> _EXERCISE GOAL_: Scan each line of the records for the word "this" and extract the ones that have it.

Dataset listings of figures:
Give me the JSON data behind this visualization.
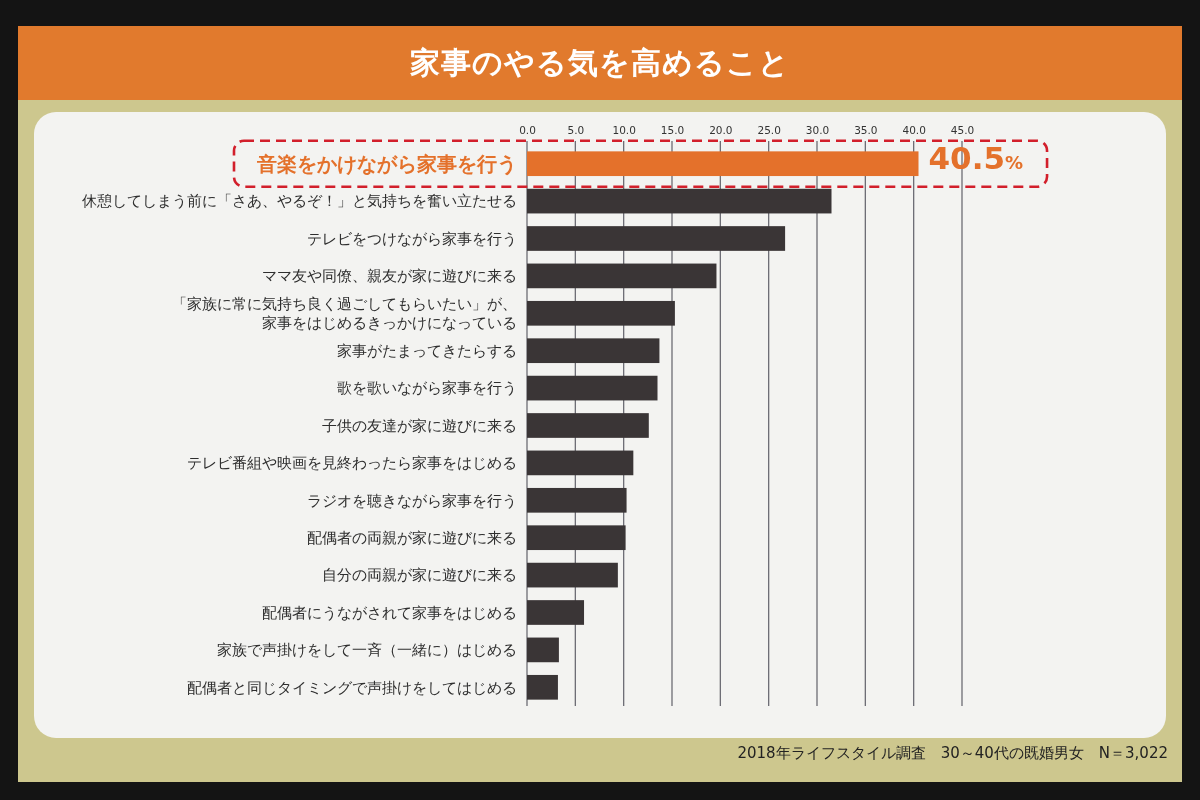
{
  "chart_data": {
    "type": "bar",
    "orientation": "horizontal",
    "title": "家事のやる気を高めること",
    "categories": [
      "音楽をかけながら家事を行う",
      "休憩してしまう前に「さあ、やるぞ！」と気持ちを奮い立たせる",
      "テレビをつけながら家事を行う",
      "ママ友や同僚、親友が家に遊びに来る",
      "「家族に常に気持ち良く過ごしてもらいたい」が、家事をはじめるきっかけになっている",
      "家事がたまってきたらする",
      "歌を歌いながら家事を行う",
      "子供の友達が家に遊びに来る",
      "テレビ番組や映画を見終わったら家事をはじめる",
      "ラジオを聴きながら家事を行う",
      "配偶者の両親が家に遊びに来る",
      "自分の両親が家に遊びに来る",
      "配偶者にうながされて家事をはじめる",
      "家族で声掛けをして一斉（一緒に）はじめる",
      "配偶者と同じタイミングで声掛けをしてはじめる"
    ],
    "values": [
      40.5,
      31.5,
      26.7,
      19.6,
      15.3,
      13.7,
      13.5,
      12.6,
      11.0,
      10.3,
      10.2,
      9.4,
      5.9,
      3.3,
      3.2
    ],
    "colors": [
      "#e4712b",
      "#3a3536",
      "#3a3536",
      "#3a3536",
      "#3a3536",
      "#3a3536",
      "#3a3536",
      "#3a3536",
      "#3a3536",
      "#3a3536",
      "#3a3536",
      "#3a3536",
      "#3a3536",
      "#3a3536",
      "#3a3536"
    ],
    "value_labels": [
      "40.5%",
      null,
      null,
      null,
      null,
      null,
      null,
      null,
      null,
      null,
      null,
      null,
      null,
      null,
      null
    ],
    "xlim": [
      0,
      45
    ],
    "xticks": [
      {
        "value": 0,
        "label": "0.0"
      },
      {
        "value": 5,
        "label": "5.0"
      },
      {
        "value": 10,
        "label": "10.0"
      },
      {
        "value": 15,
        "label": "15.0"
      },
      {
        "value": 20,
        "label": "20.0"
      },
      {
        "value": 25,
        "label": "25.0"
      },
      {
        "value": 30,
        "label": "30.0"
      },
      {
        "value": 35,
        "label": "35.0"
      },
      {
        "value": 40,
        "label": "40.0"
      },
      {
        "value": 45,
        "label": "45.0"
      }
    ],
    "grid": "x",
    "annotations": [
      "2018年ライフスタイル調査　30～40代の既婚男女　N＝3,022"
    ]
  }
}
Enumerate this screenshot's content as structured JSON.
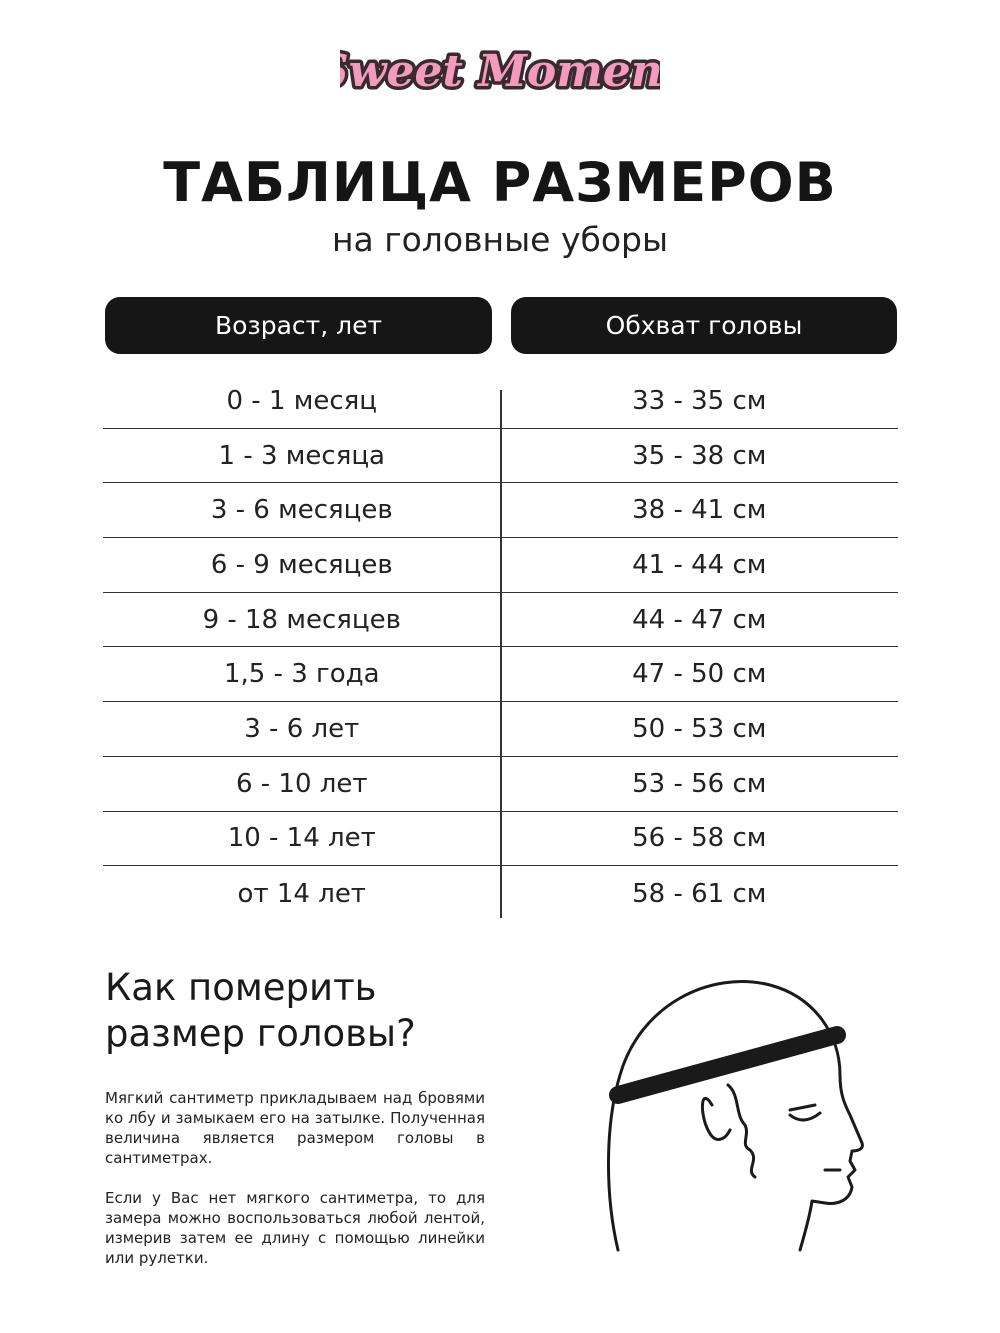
{
  "brand": {
    "logo_text": "Sweet Moment",
    "colors": {
      "pink": "#f29bbd",
      "outline": "#3a2a2e"
    }
  },
  "title": "ТАБЛИЦА РАЗМЕРОВ",
  "subtitle": "на головные уборы",
  "table": {
    "headers": [
      "Возраст, лет",
      "Обхват головы"
    ],
    "rows": [
      [
        "0 - 1 месяц",
        "33 - 35 см"
      ],
      [
        "1 - 3 месяца",
        "35 - 38 см"
      ],
      [
        "3 - 6 месяцев",
        "38 - 41 см"
      ],
      [
        "6 - 9 месяцев",
        "41 - 44 см"
      ],
      [
        "9 - 18 месяцев",
        "44 - 47 см"
      ],
      [
        "1,5 - 3 года",
        "47 - 50 см"
      ],
      [
        "3 - 6 лет",
        "50 - 53 см"
      ],
      [
        "6 - 10 лет",
        "53 - 56 см"
      ],
      [
        "10 - 14 лет",
        "56 - 58 см"
      ],
      [
        "от 14 лет",
        "58 - 61 см"
      ]
    ]
  },
  "howto": {
    "heading_line1": "Как померить",
    "heading_line2": "размер головы?",
    "paragraph1": "Мягкий сантиметр прикладываем над бровями ко лбу и замыкаем его на затылке. Полученная величина является размером головы в сантиметрах.",
    "paragraph2": "Если у Вас нет мягкого сантиметра, то для замера можно воспользоваться любой лентой, измерив затем ее длину с помощью линейки или рулетки."
  }
}
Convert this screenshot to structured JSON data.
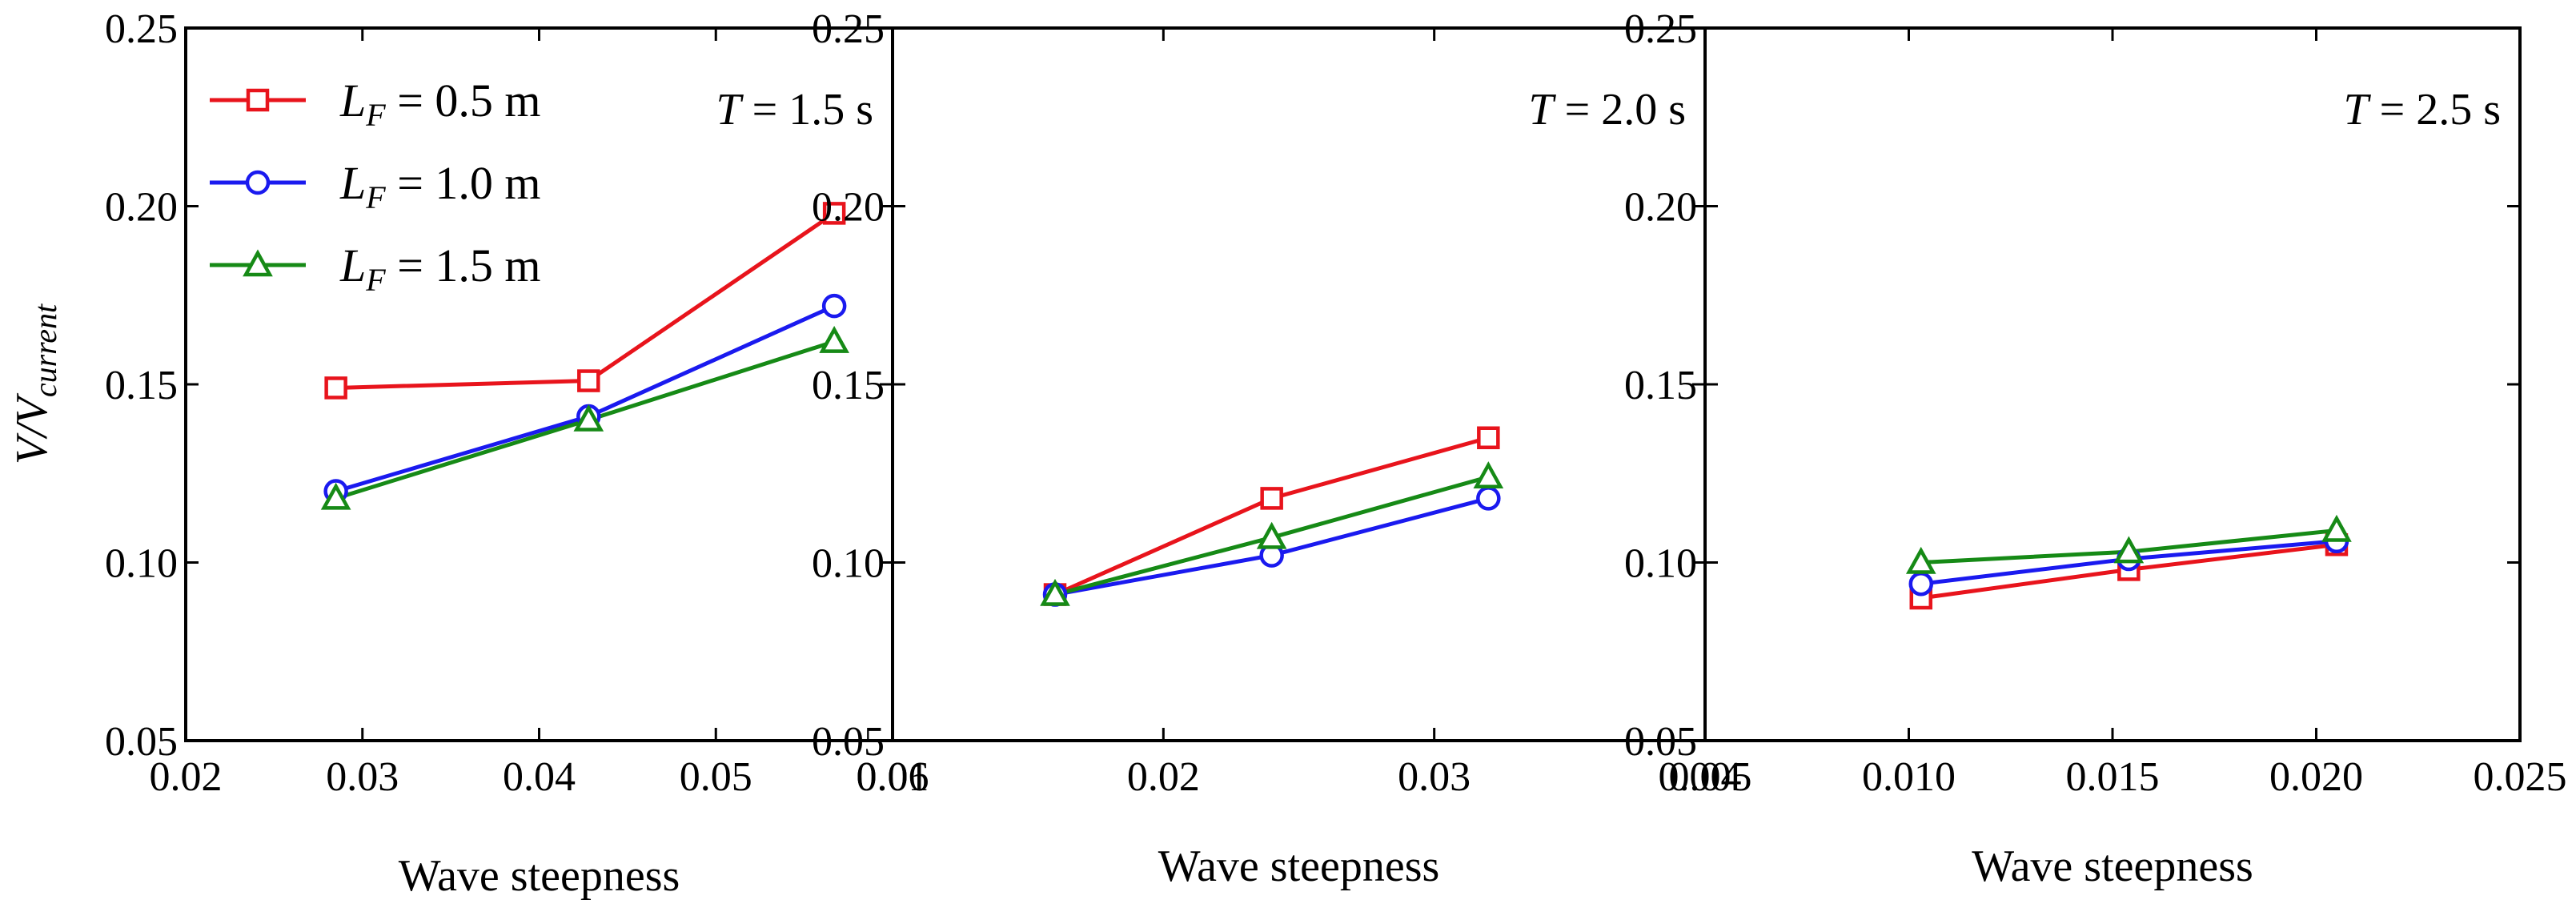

> _ANSWER_:
Give me the JSON data behind this visualization.
Enumerate this screenshot's content as structured JSON.
Convert this screenshot to structured JSON data.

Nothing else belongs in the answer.